Start ENTRIES PROVIDED

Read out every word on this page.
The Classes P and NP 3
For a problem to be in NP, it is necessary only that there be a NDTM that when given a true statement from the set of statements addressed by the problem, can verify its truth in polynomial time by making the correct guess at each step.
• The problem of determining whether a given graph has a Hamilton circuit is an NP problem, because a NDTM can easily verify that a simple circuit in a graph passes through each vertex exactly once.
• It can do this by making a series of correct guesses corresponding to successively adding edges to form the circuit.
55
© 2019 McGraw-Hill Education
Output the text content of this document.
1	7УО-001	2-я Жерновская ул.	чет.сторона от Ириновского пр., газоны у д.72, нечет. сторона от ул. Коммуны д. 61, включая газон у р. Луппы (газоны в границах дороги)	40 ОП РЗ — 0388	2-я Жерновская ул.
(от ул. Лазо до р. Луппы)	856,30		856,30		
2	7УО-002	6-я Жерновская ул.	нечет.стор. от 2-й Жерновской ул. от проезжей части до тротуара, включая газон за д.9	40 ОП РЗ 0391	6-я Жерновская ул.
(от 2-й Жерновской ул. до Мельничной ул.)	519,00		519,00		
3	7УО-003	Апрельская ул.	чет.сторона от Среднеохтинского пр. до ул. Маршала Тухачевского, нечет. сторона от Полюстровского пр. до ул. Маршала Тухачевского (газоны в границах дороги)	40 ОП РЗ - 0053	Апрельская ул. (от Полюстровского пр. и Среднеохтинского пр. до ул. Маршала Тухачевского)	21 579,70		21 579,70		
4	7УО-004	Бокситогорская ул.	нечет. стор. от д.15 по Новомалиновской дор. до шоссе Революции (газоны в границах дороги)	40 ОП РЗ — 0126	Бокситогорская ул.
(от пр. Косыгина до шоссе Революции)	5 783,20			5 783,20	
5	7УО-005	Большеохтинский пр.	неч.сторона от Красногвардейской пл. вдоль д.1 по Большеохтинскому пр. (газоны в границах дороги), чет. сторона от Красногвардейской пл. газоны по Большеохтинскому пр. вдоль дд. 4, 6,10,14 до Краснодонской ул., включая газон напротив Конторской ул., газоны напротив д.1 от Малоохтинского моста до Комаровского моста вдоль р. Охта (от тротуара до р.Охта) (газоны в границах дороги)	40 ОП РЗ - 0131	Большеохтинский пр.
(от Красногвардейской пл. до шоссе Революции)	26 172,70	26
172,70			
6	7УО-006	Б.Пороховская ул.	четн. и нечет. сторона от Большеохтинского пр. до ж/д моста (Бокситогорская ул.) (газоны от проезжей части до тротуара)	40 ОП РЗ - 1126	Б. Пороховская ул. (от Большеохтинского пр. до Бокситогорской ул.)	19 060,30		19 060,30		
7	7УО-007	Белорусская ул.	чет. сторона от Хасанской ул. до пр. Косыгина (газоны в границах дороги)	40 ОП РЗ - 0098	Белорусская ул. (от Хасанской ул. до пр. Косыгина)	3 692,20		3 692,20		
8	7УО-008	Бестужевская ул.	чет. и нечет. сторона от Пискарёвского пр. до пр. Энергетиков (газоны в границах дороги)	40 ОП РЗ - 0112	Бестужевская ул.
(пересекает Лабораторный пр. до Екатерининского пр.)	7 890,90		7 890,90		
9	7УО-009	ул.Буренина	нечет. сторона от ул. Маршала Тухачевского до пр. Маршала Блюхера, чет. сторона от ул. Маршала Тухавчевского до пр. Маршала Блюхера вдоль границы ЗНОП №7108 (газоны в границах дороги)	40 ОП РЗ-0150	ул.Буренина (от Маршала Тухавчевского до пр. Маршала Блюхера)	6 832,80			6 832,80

End ENTRIES PROVIDED

◆ **PROBLEM TO SOLVE**
Return the listing above in full, character for character.

◆ **RESULT FOR THIS EXERCISE**
Read out every word on this page.
The Classes P and NP 3
For a problem to be in NP, it is necessary only that there be a NDTM that when given a true statement from the set of statements addressed by the problem, can verify its truth in polynomial time by making the correct guess at each step.
• The problem of determining whether a given graph has a Hamilton circuit is an NP problem, because a NDTM can easily verify that a simple circuit in a graph passes through each vertex exactly once.
• It can do this by making a series of correct guesses corresponding to successively adding edges to form the circuit.
55
© 2019 McGraw-Hill Education
Output the text content of this document.
1	7УО-001	2-я Жерновская ул.	чет.сторона от Ириновского пр., газоны у д.72, нечет. сторона от ул. Коммуны д. 61, включая газон у р. Луппы (газоны в границах дороги)	40 ОП РЗ — 0388	2-я Жерновская ул.
(от ул. Лазо до р. Луппы)	856,30		856,30		
2	7УО-002	6-я Жерновская ул.	нечет.стор. от 2-й Жерновской ул. от проезжей части до тротуара, включая газон за д.9	40 ОП РЗ 0391	6-я Жерновская ул.
(от 2-й Жерновской ул. до Мельничной ул.)	519,00		519,00		
3	7УО-003	Апрельская ул.	чет.сторона от Среднеохтинского пр. до ул. Маршала Тухачевского, нечет. сторона от Полюстровского пр. до ул. Маршала Тухачевского (газоны в границах дороги)	40 ОП РЗ - 0053	Апрельская ул. (от Полюстровского пр. и Среднеохтинского пр. до ул. Маршала Тухачевского)	21 579,70		21 579,70		
4	7УО-004	Бокситогорская ул.	нечет. стор. от д.15 по Новомалиновской дор. до шоссе Революции (газоны в границах дороги)	40 ОП РЗ — 0126	Бокситогорская ул.
(от пр. Косыгина до шоссе Революции)	5 783,20			5 783,20	
5	7УО-005	Большеохтинский пр.	неч.сторона от Красногвардейской пл. вдоль д.1 по Большеохтинскому пр. (газоны в границах дороги), чет. сторона от Красногвардейской пл. газоны по Большеохтинскому пр. вдоль дд. 4, 6,10,14 до Краснодонской ул., включая газон напротив Конторской ул., газоны напротив д.1 от Малоохтинского моста до Комаровского моста вдоль р. Охта (от тротуара до р.Охта) (газоны в границах дороги)	40 ОП РЗ - 0131	Большеохтинский пр.
(от Красногвардейской пл. до шоссе Революции)	26 172,70	26
172,70			
6	7УО-006	Б.Пороховская ул.	четн. и нечет. сторона от Большеохтинского пр. до ж/д моста (Бокситогорская ул.) (газоны от проезжей части до тротуара)	40 ОП РЗ - 1126	Б. Пороховская ул. (от Большеохтинского пр. до Бокситогорской ул.)	19 060,30		19 060,30		
7	7УО-007	Белорусская ул.	чет. сторона от Хасанской ул. до пр. Косыгина (газоны в границах дороги)	40 ОП РЗ - 0098	Белорусская ул. (от Хасанской ул. до пр. Косыгина)	3 692,20		3 692,20		
8	7УО-008	Бестужевская ул.	чет. и нечет. сторона от Пискарёвского пр. до пр. Энергетиков (газоны в границах дороги)	40 ОП РЗ - 0112	Бестужевская ул.
(пересекает Лабораторный пр. до Екатерининского пр.)	7 890,90		7 890,90		
9	7УО-009	ул.Буренина	нечет. сторона от ул. Маршала Тухачевского до пр. Маршала Блюхера, чет. сторона от ул. Маршала Тухавчевского до пр. Маршала Блюхера вдоль границы ЗНОП №7108 (газоны в границах дороги)	40 ОП РЗ-0150	ул.Буренина (от Маршала Тухавчевского до пр. Маршала Блюхера)	6 832,80			6 832,80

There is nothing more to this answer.